[begin GIVEN RECORDS]

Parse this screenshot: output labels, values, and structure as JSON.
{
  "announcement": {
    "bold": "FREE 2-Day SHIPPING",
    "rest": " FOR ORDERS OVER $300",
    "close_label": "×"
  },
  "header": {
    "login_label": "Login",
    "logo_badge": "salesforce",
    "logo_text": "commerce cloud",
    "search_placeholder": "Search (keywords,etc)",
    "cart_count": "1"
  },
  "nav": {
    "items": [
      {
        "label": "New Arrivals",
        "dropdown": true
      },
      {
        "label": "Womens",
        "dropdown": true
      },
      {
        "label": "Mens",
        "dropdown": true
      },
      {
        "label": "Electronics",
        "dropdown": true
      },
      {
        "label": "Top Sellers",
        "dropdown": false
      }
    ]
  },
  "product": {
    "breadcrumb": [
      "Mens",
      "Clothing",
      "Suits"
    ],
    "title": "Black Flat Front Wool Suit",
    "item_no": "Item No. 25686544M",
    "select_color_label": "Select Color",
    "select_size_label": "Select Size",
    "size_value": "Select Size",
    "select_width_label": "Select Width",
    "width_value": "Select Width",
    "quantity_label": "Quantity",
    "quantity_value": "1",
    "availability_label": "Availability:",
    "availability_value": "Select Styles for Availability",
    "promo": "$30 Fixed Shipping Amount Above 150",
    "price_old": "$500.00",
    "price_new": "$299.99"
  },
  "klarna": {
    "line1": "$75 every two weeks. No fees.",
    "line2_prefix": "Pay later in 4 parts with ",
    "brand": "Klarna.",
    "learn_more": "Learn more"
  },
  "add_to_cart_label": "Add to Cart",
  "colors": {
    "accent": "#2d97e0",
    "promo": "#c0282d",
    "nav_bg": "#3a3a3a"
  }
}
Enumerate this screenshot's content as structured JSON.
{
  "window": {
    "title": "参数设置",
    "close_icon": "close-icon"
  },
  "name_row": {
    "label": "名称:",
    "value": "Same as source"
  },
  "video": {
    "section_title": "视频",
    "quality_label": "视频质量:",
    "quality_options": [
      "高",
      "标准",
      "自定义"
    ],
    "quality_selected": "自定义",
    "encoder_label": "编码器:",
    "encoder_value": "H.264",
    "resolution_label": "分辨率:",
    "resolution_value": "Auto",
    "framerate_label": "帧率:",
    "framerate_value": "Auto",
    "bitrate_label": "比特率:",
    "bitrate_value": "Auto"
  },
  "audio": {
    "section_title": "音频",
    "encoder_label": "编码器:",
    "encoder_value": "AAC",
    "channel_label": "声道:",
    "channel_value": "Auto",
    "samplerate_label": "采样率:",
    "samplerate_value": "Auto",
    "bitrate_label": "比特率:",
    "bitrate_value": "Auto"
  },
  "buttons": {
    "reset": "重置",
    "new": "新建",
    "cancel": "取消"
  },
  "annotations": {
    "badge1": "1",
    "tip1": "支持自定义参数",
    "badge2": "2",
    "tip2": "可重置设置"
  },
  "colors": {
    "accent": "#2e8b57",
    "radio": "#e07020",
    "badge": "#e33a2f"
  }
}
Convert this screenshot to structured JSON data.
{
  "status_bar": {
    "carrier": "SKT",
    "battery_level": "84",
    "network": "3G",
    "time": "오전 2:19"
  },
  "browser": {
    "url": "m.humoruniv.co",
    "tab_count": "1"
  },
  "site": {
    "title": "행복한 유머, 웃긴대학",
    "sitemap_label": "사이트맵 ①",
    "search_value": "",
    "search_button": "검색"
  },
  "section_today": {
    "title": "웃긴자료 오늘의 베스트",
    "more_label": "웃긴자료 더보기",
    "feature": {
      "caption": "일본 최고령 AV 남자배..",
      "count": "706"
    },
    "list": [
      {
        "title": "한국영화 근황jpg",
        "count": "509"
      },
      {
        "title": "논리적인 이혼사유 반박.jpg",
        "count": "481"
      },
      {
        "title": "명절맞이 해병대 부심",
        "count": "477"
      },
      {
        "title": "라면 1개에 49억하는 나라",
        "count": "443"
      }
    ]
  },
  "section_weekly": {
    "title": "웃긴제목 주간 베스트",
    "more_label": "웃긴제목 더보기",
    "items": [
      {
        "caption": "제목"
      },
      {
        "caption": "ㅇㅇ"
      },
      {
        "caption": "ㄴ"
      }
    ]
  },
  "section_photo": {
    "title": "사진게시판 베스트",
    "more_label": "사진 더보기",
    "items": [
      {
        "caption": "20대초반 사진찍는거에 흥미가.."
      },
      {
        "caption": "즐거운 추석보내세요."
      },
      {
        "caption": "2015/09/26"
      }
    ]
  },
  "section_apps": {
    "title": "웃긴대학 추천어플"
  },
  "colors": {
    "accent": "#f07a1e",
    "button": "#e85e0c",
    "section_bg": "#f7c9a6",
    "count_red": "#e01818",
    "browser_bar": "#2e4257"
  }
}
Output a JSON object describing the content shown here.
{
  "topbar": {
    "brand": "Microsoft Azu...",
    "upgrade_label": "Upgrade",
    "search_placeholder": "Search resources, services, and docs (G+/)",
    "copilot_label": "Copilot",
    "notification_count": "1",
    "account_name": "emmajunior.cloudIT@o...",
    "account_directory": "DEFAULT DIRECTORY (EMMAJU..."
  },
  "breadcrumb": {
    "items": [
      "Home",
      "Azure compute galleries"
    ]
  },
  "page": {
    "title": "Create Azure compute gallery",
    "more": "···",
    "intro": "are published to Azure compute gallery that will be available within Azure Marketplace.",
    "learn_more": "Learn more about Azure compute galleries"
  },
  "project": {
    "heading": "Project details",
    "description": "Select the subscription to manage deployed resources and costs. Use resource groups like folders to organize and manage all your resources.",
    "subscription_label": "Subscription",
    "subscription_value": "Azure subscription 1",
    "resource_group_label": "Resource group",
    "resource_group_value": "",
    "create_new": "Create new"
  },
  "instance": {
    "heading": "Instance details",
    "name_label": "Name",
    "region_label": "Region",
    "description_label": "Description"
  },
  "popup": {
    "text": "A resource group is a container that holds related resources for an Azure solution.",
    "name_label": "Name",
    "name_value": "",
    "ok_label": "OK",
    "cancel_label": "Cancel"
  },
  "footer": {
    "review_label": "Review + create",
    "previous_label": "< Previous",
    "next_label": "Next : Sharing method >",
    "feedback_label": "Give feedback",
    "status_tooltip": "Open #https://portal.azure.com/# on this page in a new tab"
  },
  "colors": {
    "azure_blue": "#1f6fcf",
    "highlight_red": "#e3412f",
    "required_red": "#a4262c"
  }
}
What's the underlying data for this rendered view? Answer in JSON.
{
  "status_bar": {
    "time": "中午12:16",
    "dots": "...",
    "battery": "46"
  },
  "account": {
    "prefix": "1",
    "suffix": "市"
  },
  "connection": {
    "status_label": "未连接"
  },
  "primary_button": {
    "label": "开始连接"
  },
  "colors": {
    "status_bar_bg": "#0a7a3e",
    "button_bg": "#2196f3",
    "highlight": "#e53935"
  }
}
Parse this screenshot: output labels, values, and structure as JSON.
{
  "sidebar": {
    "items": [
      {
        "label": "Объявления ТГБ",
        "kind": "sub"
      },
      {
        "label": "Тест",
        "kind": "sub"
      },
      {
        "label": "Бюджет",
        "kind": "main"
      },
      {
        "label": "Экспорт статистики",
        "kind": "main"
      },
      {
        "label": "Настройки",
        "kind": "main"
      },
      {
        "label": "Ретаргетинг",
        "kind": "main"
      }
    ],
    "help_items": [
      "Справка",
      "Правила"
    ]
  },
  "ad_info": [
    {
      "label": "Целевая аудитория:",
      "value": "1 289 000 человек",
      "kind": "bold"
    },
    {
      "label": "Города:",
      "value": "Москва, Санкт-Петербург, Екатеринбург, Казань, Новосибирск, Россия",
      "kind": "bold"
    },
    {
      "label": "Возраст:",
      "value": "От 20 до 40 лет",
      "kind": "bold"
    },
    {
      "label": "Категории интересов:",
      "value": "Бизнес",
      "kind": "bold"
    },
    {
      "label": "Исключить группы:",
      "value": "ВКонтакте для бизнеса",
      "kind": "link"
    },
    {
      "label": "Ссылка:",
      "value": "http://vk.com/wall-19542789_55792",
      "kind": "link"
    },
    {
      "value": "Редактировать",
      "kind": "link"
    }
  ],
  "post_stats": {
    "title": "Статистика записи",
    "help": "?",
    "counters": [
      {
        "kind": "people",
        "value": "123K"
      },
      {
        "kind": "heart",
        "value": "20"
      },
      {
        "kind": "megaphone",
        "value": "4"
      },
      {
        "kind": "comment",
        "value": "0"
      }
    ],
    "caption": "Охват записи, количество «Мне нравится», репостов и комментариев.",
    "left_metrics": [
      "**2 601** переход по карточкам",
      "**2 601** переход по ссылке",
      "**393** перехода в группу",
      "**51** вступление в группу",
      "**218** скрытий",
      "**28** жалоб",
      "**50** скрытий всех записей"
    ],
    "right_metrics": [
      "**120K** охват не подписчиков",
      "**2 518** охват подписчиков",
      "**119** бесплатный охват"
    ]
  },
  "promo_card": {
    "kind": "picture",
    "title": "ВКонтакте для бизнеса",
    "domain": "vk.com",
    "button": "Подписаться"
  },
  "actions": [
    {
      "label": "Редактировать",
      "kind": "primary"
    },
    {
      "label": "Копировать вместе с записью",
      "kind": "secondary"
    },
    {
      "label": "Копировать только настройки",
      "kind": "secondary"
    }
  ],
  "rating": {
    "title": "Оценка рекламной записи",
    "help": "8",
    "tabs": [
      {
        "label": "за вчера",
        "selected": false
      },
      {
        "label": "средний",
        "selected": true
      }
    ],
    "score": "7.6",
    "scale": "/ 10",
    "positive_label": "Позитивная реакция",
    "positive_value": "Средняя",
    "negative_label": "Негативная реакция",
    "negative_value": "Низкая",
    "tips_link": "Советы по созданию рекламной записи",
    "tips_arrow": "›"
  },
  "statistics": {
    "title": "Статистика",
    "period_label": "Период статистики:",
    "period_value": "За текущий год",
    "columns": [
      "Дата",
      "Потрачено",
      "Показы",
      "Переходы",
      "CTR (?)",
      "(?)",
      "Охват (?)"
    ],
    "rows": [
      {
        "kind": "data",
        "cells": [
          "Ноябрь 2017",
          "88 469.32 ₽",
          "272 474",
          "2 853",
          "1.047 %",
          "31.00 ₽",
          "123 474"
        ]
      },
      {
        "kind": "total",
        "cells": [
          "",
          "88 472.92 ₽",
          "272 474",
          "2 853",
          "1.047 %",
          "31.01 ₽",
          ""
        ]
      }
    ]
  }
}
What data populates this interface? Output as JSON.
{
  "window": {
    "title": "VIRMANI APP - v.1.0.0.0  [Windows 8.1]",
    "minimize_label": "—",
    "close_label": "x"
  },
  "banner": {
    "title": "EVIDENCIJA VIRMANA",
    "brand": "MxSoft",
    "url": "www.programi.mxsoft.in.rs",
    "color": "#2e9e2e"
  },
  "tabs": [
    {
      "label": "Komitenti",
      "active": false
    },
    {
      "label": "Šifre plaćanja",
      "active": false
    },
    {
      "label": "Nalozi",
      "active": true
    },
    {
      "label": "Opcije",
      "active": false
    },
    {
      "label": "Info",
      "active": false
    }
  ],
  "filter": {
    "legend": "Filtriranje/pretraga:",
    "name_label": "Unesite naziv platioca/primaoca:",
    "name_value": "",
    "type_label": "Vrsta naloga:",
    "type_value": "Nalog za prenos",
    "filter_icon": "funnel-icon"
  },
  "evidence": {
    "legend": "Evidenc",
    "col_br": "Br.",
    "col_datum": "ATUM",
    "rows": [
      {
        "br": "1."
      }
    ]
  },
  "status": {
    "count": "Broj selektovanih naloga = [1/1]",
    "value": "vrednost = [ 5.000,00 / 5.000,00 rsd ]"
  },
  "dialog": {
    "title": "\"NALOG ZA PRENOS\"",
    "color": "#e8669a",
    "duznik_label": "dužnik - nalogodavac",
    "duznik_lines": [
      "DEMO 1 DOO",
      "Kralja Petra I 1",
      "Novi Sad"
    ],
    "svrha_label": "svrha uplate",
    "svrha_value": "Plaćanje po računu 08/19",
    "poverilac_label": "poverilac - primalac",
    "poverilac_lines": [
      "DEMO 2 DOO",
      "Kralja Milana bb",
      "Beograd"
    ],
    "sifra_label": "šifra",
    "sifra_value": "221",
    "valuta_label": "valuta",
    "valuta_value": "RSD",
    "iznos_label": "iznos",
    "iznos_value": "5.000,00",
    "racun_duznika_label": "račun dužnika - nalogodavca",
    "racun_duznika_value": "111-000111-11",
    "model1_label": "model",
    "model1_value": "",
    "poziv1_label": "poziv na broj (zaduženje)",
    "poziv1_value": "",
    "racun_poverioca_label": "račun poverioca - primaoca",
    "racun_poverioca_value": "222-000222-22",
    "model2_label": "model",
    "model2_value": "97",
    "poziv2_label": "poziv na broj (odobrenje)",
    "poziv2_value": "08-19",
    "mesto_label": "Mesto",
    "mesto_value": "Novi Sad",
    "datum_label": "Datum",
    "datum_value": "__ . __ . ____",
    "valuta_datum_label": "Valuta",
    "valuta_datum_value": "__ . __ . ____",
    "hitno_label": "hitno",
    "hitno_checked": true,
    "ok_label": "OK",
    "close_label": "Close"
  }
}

[end GIVEN RECORDS]

## [THE PROBLEM]
Pull out the lines above in which the word "рекламной" appears.

## [FINISHED TASK]
    "title": "Оценка рекламной записи",
    "tips_link": "Советы по созданию рекламной записи",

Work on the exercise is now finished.